■ Exercise details ■
Do the following statements agree with the column headed "What fresh hell is this?" Answer yes or no for each, quoting the deciding words. (a) The Never Mind The Bollocks credit card is issued by Virgin. (b) Bob Dylan appeared in an ad for Levi's. (c) The Sex Pistols appeared in adverts for butter.

■ Text provided ■
BEGIN

Our Crack Tongue & Groove
What fresh hell is this?
Nothing says “I’m sticking it to the man!” like the suffix: 18.9% APR (variable). That percentage is the cut Richard Branson takes from your bank balance when you use Virgin’s new Never Mind The Bollocks credit card. A small price to pay to, in the words of Virgin Money’s Really-Could-Not-Give-A-Fuck website, “Bring a bit of rebellion to your wallet”. Yeah! But the subverting of subversion in pop music is nothing new. The Clash adopted a po-faced “we’ll never appear on Top Of The Pops” stance before Should I Stay Or Should I Go was slathered all over a Levi’s advert; and Bob Dylan, hero of the 1960s counter-culture, saw nothing amiss about shilling for posh knickers, appearing in an ad for Victoria’s Secret looking like a really confused Vincent Price. The Sex Pistols, of course, flame-throwered all their bridges when they reformed for some ill-advised comeback gigs and appeared in adverts for butter, but there is something especially galling about a band, who once sang about anarchy in the UK, fronting up a campaign for debt. “Ever get the feeling you’ve been cheated?” John Lydon once memorably asked. Yes, indeed, but not usually at 18.9% APR (variable).‘What fresh hell is this’ is brought to you by Curly Wurly, the caramel ladder coated in Cadbury’s delicious milk chocolate that won’t rot your teeth or make you fat.

END

(Recorded data)

BEGIN

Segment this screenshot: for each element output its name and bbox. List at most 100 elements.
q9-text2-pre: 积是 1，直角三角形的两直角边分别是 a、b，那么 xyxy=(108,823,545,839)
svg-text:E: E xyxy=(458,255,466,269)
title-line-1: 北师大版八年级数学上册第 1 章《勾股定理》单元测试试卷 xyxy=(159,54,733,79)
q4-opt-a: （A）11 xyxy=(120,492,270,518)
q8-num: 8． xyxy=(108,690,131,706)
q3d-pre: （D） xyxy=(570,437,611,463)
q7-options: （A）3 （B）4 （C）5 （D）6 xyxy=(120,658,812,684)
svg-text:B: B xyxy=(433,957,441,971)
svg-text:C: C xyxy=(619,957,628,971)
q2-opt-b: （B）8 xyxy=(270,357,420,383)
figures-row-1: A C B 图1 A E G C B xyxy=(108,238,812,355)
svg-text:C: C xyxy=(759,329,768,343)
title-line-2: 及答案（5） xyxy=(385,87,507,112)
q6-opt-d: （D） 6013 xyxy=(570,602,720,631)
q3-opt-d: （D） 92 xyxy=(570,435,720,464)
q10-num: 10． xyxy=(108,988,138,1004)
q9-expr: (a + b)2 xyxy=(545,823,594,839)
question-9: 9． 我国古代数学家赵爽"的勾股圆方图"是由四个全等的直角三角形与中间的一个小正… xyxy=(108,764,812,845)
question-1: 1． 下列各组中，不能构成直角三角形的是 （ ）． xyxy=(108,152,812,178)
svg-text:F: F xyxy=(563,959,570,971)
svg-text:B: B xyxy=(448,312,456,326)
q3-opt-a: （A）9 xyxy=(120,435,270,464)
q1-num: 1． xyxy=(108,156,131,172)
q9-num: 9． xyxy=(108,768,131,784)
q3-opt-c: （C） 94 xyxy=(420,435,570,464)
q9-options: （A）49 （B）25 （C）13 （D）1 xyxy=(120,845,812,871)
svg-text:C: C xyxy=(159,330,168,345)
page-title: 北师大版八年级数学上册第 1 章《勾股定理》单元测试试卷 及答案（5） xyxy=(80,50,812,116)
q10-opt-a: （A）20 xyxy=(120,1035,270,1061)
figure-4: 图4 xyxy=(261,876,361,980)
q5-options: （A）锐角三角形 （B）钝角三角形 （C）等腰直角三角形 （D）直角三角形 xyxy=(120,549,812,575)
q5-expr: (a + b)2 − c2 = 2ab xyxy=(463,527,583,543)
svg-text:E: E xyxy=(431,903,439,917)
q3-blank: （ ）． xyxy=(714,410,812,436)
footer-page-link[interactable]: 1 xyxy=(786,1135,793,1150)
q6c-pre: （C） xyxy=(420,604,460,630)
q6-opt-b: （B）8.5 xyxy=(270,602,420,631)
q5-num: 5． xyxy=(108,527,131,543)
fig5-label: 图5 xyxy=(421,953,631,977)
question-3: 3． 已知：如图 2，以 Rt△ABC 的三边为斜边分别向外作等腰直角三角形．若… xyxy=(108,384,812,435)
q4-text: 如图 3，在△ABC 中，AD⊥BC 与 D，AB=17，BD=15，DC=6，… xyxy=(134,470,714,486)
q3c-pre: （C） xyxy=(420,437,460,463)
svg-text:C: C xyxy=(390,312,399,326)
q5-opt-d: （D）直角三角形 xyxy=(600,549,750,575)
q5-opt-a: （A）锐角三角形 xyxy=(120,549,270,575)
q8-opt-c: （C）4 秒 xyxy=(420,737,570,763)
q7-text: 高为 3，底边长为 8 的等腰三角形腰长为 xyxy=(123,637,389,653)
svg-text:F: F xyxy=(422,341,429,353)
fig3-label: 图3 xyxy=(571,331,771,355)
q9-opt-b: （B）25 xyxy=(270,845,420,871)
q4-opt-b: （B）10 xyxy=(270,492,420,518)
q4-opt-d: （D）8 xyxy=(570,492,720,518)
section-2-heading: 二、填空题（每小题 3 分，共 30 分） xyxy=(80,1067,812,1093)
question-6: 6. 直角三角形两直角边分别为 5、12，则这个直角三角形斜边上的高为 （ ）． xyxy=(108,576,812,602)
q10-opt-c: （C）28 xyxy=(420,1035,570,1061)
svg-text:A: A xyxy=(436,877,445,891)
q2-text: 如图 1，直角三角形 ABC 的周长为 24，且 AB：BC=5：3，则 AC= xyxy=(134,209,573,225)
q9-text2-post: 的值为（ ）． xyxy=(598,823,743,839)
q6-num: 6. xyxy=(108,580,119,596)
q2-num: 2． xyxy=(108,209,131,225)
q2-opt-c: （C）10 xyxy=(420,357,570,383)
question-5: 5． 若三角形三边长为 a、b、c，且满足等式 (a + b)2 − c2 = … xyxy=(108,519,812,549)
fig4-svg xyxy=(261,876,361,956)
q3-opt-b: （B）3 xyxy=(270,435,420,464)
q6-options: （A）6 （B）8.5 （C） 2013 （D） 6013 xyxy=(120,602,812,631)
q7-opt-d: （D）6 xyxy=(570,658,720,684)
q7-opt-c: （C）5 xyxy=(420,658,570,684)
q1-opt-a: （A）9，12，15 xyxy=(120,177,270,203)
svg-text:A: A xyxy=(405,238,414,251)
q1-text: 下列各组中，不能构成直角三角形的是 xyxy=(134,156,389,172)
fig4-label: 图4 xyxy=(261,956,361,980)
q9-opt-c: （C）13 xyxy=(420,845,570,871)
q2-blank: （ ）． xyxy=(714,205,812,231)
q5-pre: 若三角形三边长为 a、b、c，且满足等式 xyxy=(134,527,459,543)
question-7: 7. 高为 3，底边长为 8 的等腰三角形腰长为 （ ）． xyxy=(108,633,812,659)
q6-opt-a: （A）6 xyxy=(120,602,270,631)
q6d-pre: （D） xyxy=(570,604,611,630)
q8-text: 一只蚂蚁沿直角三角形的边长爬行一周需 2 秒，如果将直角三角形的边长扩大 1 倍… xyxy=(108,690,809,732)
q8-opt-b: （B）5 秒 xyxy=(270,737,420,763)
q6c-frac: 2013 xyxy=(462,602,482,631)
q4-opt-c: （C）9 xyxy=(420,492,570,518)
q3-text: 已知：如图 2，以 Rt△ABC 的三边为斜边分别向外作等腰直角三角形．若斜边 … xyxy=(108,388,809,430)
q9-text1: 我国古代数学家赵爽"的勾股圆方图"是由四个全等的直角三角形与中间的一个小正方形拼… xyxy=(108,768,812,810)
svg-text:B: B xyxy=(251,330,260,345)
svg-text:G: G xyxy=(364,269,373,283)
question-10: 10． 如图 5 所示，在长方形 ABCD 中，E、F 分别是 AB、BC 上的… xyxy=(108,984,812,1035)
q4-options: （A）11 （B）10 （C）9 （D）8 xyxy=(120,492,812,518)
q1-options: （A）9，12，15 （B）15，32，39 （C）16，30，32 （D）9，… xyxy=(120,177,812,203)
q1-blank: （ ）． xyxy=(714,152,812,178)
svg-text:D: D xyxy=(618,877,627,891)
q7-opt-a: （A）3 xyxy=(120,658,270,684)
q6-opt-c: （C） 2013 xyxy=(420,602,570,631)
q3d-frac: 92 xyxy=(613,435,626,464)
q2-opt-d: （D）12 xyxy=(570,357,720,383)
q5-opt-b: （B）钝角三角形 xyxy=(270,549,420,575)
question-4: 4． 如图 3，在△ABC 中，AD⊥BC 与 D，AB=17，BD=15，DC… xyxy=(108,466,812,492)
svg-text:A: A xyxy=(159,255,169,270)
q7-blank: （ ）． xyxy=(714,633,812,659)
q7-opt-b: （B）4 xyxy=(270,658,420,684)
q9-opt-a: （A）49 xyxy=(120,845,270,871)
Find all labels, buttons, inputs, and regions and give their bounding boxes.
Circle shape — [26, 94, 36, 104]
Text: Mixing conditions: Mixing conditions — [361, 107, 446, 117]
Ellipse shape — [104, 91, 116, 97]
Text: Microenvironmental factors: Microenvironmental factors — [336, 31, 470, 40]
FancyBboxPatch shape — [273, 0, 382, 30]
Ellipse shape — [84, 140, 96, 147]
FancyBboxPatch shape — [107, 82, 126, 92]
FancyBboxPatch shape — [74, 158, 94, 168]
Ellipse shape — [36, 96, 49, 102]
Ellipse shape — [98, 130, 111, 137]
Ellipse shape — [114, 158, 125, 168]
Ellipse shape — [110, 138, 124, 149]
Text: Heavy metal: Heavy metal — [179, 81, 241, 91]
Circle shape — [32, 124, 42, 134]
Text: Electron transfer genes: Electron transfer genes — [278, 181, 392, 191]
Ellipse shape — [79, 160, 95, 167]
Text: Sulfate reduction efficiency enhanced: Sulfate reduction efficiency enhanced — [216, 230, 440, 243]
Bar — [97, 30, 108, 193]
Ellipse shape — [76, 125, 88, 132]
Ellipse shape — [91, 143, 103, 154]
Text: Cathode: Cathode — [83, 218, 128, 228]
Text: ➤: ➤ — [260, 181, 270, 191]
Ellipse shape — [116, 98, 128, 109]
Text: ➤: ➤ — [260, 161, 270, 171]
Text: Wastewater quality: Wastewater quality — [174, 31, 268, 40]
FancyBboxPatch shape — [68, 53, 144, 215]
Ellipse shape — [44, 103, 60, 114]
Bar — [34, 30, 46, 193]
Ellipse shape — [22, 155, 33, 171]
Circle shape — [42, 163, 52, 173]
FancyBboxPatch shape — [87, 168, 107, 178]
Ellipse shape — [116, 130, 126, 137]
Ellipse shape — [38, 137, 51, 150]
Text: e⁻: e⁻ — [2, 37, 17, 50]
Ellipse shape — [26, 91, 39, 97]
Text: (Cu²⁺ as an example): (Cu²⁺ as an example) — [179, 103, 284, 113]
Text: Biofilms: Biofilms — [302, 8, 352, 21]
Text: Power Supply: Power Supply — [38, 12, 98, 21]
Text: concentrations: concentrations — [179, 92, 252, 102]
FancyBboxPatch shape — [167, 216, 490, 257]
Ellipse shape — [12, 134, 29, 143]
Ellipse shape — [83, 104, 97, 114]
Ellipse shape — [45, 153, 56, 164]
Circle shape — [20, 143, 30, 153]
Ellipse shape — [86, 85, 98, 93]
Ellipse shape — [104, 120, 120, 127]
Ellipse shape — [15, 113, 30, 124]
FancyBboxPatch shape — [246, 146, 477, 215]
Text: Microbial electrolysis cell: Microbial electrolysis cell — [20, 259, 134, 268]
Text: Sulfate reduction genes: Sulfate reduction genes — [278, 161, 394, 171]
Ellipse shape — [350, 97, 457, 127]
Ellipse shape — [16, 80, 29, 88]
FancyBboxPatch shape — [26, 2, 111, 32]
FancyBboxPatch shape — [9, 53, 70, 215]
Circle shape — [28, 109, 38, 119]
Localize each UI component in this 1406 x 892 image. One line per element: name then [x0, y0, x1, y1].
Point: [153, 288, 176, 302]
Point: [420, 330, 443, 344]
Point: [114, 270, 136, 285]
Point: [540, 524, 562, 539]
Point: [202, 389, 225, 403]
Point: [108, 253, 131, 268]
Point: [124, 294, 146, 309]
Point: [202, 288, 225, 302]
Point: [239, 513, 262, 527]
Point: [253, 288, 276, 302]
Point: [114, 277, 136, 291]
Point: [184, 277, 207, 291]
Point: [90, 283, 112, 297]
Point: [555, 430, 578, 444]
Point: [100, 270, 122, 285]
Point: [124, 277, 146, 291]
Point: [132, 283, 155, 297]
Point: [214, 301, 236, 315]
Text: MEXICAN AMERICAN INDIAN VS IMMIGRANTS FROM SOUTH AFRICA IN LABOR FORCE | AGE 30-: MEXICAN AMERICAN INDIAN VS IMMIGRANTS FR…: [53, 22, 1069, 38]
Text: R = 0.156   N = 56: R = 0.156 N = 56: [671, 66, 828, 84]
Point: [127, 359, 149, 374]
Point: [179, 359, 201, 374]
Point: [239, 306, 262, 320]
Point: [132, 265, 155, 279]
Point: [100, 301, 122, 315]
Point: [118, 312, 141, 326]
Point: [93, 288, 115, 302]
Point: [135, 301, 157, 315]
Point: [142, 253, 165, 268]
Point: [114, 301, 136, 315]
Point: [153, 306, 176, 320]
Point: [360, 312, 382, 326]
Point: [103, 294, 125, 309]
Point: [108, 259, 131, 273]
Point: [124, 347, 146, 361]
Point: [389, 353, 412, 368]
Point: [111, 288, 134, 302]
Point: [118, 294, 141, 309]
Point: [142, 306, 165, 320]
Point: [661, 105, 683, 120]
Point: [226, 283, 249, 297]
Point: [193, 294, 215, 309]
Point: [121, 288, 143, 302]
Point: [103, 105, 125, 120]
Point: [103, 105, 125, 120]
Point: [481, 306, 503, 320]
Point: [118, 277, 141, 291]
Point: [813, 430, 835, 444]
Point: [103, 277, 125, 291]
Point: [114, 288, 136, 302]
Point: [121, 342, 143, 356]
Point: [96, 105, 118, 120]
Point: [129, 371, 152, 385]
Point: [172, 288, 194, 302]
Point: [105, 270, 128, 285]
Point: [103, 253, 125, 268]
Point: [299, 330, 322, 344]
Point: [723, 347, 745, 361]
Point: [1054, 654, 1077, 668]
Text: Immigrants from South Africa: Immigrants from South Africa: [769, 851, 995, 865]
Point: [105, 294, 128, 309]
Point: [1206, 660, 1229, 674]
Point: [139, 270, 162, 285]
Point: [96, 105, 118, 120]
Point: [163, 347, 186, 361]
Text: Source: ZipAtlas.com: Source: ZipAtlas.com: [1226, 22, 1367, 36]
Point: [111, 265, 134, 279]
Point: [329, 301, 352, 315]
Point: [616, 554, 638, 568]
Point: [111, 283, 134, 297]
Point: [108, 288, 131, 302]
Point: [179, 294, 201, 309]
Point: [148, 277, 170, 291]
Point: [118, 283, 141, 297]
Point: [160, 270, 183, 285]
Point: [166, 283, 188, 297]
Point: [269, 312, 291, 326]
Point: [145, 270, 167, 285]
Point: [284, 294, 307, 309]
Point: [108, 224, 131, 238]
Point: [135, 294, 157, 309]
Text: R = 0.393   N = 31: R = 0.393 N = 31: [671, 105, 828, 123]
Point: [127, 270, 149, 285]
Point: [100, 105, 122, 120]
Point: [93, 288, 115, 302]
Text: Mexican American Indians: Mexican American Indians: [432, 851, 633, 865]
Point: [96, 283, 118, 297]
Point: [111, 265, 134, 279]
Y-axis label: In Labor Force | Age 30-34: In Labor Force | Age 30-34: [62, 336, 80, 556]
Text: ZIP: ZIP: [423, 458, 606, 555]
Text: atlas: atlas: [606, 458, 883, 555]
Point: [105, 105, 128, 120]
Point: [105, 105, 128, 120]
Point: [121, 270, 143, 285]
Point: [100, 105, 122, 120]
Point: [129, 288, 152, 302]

END

■ Response area ■
(a) Yes: "Virgin’s new Never Mind The Bollocks credit card"
(b) No: "appearing in an ad for Victoria’s Secret"
(c) Yes: "appeared in adverts for butter"